During the first quarter of Fiscal 2011, the Company entered into a fixed-to-floating interest rate swap designated as a fair value hedge to mitigate its exposure to changes in the fair value of the Company’s Euro Debt due to changes in the benchmark interest rate. The interest rate swap, which matures on October 4, 2013, has an aggregate notional value of €209.2 million and swaps the 4.5% fixed interest rate on the Company’s Euro Debt for a variable interest rate equal to the 3-month Euro Interbank Offered Rate plus 299 basis points. The Company’s interest rate swap meets the requirements for shortcut method accounting. Accordingly, changes in the fair value of the interest rate swap are exactly offset by changes in the fair value of the Euro Debt. No ineffectiveness has been recorded during the first quarter of Fiscal 2011.
 
As of July 3, 2010, other than the aforementioned fixed-to-floating interest rate swap contract related to the Company’s Euro Debt, there have been no significant changes in the Company’s interest rate and foreign currency exposures or in the types of derivative instruments used to hedge those exposures.
 
Investment Risk Management
 
As of July 3, 2010, the Company had cash and cash equivalents on-hand of $345.8 million, primarily invested in money market funds, time deposits and treasury bills with original maturities of 90 days or less. The Company’s other significant investments included $644.9 million of short-term investments, primarily in treasury bills, municipal bonds, time deposits and variable rate municipal securities with original maturities greater than 90 days; $74.0 million of restricted cash placed in escrow with certain banks as collateral primarily to secure guarantees in connection with certain international tax matters; $69.2 million of deposits with maturities greater than one year; $2.3 million of auction rate securities issued through a municipality and $0.4 million of other securities.

+-------+

● **TASK TO CARRY OUT**:
Write what comes next in the passage on the company's interest rate swap and investment holdings, starting right after its final sentence. The material after this passage stands on its own and is not part of it.

● **GIVEN INFORMATION**:
+-------+

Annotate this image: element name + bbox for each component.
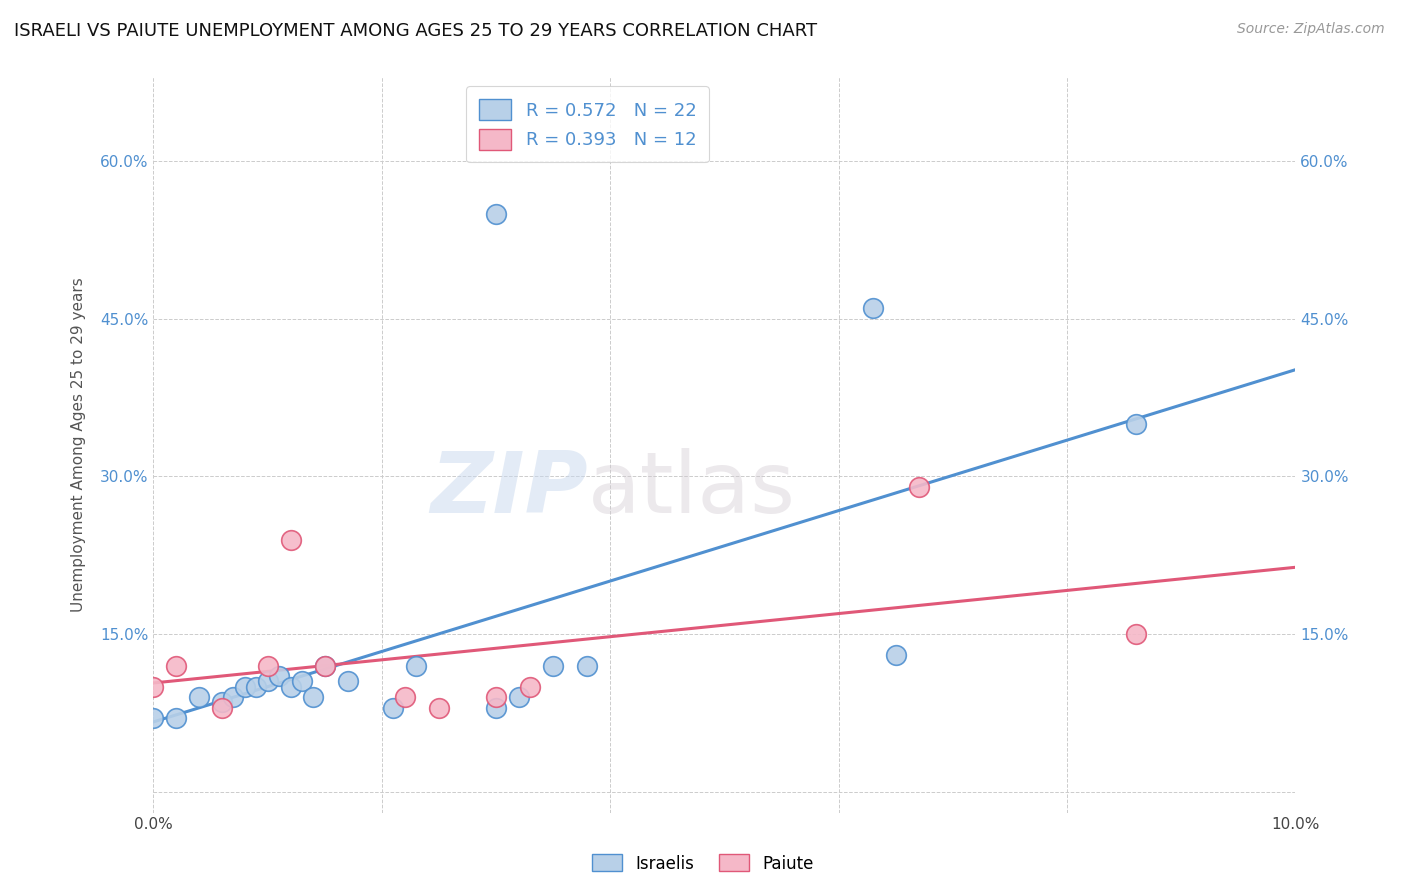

+-------+

● **EXPECTED ANSWER**:
 
The Company evaluates investments held in unrealized loss positions for other-than-temporary impairment on a quarterly basis. Such evaluation involves a variety of considerations, including assessments of risks and uncertainties associated with general economic conditions and distinct conditions affecting specific issuers. Factors considered by the Company include (i) the length of time and the extent to which the fair value has been below cost, (ii) the financial condition, credit worthiness and near-term prospects of the issuer, (iii) the length of time to maturity, (iv) future economic conditions and market forecasts, (v) the Company’s intent and ability to retain its investment for a period of time sufficient to allow for recovery of market value, and (vi) an assessment of whether it is more-likely-than-not that the Company will be required to sell its investment before recovery of market value.
 
CRITICAL ACCOUNTING POLICIES
 
The Company’s significant accounting policies are described in Notes 3 and 4 to the audited consolidated financial statements included in the Company’s Fiscal 2010 10-K. The SEC’s Financial Reporting Release No. 60, “Cautionary Advice Regarding Disclosure About Critical Accounting Policies” (“FRR 60”), suggests companies provide additional disclosure and commentary on those accounting policies considered most critical. FRR 60 considers an accounting policy to be critical if it is important to the Company’s financial condition and results of operations and requires significant judgment and estimates on the part of management in its application. The Company’s estimates are often based on complex judgments, probabilities and assumptions that management believes to be reasonable, but that are inherently uncertain and unpredictable. It is also possible that other professionals, applying reasonable judgment to the same facts and circumstances, could develop and support a range of alternative estimated amounts. For a complete discussion of the Company’s critical accounting policies, see the “Critical Accounting Policies” section of the MD&A in the Company’s Fiscal 2010 10-K. The following discussion only is intended to update the Company’s critical accounting policies for any significant changes in policy implemented during the three months ended July 3, 2010.
 
There have been no significant changes in the application of the Company’s critical accounting policies since April 3, 2010.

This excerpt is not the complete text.